### Instruction
Repeat the whole listing below, word for word.

### Information supplied
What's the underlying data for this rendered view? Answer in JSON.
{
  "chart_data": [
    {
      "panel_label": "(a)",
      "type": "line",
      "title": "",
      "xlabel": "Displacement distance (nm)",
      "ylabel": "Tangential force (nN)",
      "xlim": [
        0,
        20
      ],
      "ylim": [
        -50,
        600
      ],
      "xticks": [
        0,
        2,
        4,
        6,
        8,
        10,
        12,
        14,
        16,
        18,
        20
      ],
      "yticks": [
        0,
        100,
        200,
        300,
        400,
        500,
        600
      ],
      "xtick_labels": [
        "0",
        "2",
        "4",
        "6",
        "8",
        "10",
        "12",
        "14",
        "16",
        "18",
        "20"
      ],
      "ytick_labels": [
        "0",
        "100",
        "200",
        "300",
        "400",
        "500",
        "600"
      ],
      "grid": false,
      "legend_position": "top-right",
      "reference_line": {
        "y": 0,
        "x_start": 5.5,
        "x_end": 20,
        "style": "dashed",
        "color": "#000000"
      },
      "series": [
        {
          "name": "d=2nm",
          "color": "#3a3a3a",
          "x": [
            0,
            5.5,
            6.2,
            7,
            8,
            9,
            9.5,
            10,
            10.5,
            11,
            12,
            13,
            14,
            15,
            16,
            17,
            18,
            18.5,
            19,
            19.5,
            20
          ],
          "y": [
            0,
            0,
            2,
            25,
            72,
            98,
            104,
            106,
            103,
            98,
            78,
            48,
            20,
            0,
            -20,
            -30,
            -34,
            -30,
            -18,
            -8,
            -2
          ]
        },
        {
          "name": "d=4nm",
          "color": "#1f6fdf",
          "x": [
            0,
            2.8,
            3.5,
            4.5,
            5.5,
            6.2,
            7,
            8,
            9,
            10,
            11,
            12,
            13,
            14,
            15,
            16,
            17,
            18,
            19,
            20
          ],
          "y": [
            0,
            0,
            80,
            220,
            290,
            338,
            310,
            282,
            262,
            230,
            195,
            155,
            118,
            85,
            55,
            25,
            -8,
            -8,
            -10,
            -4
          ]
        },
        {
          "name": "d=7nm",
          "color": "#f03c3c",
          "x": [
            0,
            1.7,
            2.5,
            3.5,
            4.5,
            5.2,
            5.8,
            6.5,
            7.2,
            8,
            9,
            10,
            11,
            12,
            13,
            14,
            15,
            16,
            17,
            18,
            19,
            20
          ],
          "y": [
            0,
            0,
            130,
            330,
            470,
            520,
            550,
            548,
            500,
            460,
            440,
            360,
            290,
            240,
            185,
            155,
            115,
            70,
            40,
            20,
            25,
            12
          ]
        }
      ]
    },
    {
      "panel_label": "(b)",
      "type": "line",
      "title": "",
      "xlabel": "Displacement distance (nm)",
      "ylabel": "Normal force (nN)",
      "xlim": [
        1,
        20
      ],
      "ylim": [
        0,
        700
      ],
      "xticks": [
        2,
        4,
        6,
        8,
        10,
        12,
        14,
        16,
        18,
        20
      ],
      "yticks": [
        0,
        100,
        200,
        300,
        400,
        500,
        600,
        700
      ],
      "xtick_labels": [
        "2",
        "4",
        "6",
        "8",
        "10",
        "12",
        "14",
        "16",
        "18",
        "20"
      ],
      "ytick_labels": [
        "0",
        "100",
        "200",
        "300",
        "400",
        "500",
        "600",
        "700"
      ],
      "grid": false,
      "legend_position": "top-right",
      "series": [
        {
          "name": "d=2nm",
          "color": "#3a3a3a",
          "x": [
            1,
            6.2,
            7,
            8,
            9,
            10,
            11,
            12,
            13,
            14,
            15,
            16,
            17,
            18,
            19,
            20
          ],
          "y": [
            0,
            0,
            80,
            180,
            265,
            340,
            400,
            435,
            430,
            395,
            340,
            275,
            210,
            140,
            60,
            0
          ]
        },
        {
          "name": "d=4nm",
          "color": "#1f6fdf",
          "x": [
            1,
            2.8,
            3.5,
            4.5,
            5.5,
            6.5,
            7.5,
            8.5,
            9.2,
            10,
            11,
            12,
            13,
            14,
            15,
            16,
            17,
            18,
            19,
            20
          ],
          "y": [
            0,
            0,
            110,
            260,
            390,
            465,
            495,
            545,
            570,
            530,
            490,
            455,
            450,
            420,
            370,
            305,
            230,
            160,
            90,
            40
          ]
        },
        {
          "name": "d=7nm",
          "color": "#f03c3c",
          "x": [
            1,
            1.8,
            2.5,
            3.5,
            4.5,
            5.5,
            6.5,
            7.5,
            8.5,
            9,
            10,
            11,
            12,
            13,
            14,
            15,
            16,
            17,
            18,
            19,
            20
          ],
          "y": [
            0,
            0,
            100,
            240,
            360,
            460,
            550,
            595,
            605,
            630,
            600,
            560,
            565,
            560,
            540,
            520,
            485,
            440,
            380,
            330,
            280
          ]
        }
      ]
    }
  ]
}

### The output
What's the underlying data for this rendered view? Answer in JSON.
{
  "chart_data": [
    {
      "panel_label": "(a)",
      "type": "line",
      "title": "",
      "xlabel": "Displacement distance (nm)",
      "ylabel": "Tangential force (nN)",
      "xlim": [
        0,
        20
      ],
      "ylim": [
        -50,
        600
      ],
      "xticks": [
        0,
        2,
        4,
        6,
        8,
        10,
        12,
        14,
        16,
        18,
        20
      ],
      "yticks": [
        0,
        100,
        200,
        300,
        400,
        500,
        600
      ],
      "xtick_labels": [
        "0",
        "2",
        "4",
        "6",
        "8",
        "10",
        "12",
        "14",
        "16",
        "18",
        "20"
      ],
      "ytick_labels": [
        "0",
        "100",
        "200",
        "300",
        "400",
        "500",
        "600"
      ],
      "grid": false,
      "legend_position": "top-right",
      "reference_line": {
        "y": 0,
        "x_start": 5.5,
        "x_end": 20,
        "style": "dashed",
        "color": "#000000"
      },
      "series": [
        {
          "name": "d=2nm",
          "color": "#3a3a3a",
          "x": [
            0,
            5.5,
            6.2,
            7,
            8,
            9,
            9.5,
            10,
            10.5,
            11,
            12,
            13,
            14,
            15,
            16,
            17,
            18,
            18.5,
            19,
            19.5,
            20
          ],
          "y": [
            0,
            0,
            2,
            25,
            72,
            98,
            104,
            106,
            103,
            98,
            78,
            48,
            20,
            0,
            -20,
            -30,
            -34,
            -30,
            -18,
            -8,
            -2
          ]
        },
        {
          "name": "d=4nm",
          "color": "#1f6fdf",
          "x": [
            0,
            2.8,
            3.5,
            4.5,
            5.5,
            6.2,
            7,
            8,
            9,
            10,
            11,
            12,
            13,
            14,
            15,
            16,
            17,
            18,
            19,
            20
          ],
          "y": [
            0,
            0,
            80,
            220,
            290,
            338,
            310,
            282,
            262,
            230,
            195,
            155,
            118,
            85,
            55,
            25,
            -8,
            -8,
            -10,
            -4
          ]
        },
        {
          "name": "d=7nm",
          "color": "#f03c3c",
          "x": [
            0,
            1.7,
            2.5,
            3.5,
            4.5,
            5.2,
            5.8,
            6.5,
            7.2,
            8,
            9,
            10,
            11,
            12,
            13,
            14,
            15,
            16,
            17,
            18,
            19,
            20
          ],
          "y": [
            0,
            0,
            130,
            330,
            470,
            520,
            550,
            548,
            500,
            460,
            440,
            360,
            290,
            240,
            185,
            155,
            115,
            70,
            40,
            20,
            25,
            12
          ]
        }
      ]
    },
    {
      "panel_label": "(b)",
      "type": "line",
      "title": "",
      "xlabel": "Displacement distance (nm)",
      "ylabel": "Normal force (nN)",
      "xlim": [
        1,
        20
      ],
      "ylim": [
        0,
        700
      ],
      "xticks": [
        2,
        4,
        6,
        8,
        10,
        12,
        14,
        16,
        18,
        20
      ],
      "yticks": [
        0,
        100,
        200,
        300,
        400,
        500,
        600,
        700
      ],
      "xtick_labels": [
        "2",
        "4",
        "6",
        "8",
        "10",
        "12",
        "14",
        "16",
        "18",
        "20"
      ],
      "ytick_labels": [
        "0",
        "100",
        "200",
        "300",
        "400",
        "500",
        "600",
        "700"
      ],
      "grid": false,
      "legend_position": "top-right",
      "series": [
        {
          "name": "d=2nm",
          "color": "#3a3a3a",
          "x": [
            1,
            6.2,
            7,
            8,
            9,
            10,
            11,
            12,
            13,
            14,
            15,
            16,
            17,
            18,
            19,
            20
          ],
          "y": [
            0,
            0,
            80,
            180,
            265,
            340,
            400,
            435,
            430,
            395,
            340,
            275,
            210,
            140,
            60,
            0
          ]
        },
        {
          "name": "d=4nm",
          "color": "#1f6fdf",
          "x": [
            1,
            2.8,
            3.5,
            4.5,
            5.5,
            6.5,
            7.5,
            8.5,
            9.2,
            10,
            11,
            12,
            13,
            14,
            15,
            16,
            17,
            18,
            19,
            20
          ],
          "y": [
            0,
            0,
            110,
            260,
            390,
            465,
            495,
            545,
            570,
            530,
            490,
            455,
            450,
            420,
            370,
            305,
            230,
            160,
            90,
            40
          ]
        },
        {
          "name": "d=7nm",
          "color": "#f03c3c",
          "x": [
            1,
            1.8,
            2.5,
            3.5,
            4.5,
            5.5,
            6.5,
            7.5,
            8.5,
            9,
            10,
            11,
            12,
            13,
            14,
            15,
            16,
            17,
            18,
            19,
            20
          ],
          "y": [
            0,
            0,
            100,
            240,
            360,
            460,
            550,
            595,
            605,
            630,
            600,
            560,
            565,
            560,
            540,
            520,
            485,
            440,
            380,
            330,
            280
          ]
        }
      ]
    }
  ]
}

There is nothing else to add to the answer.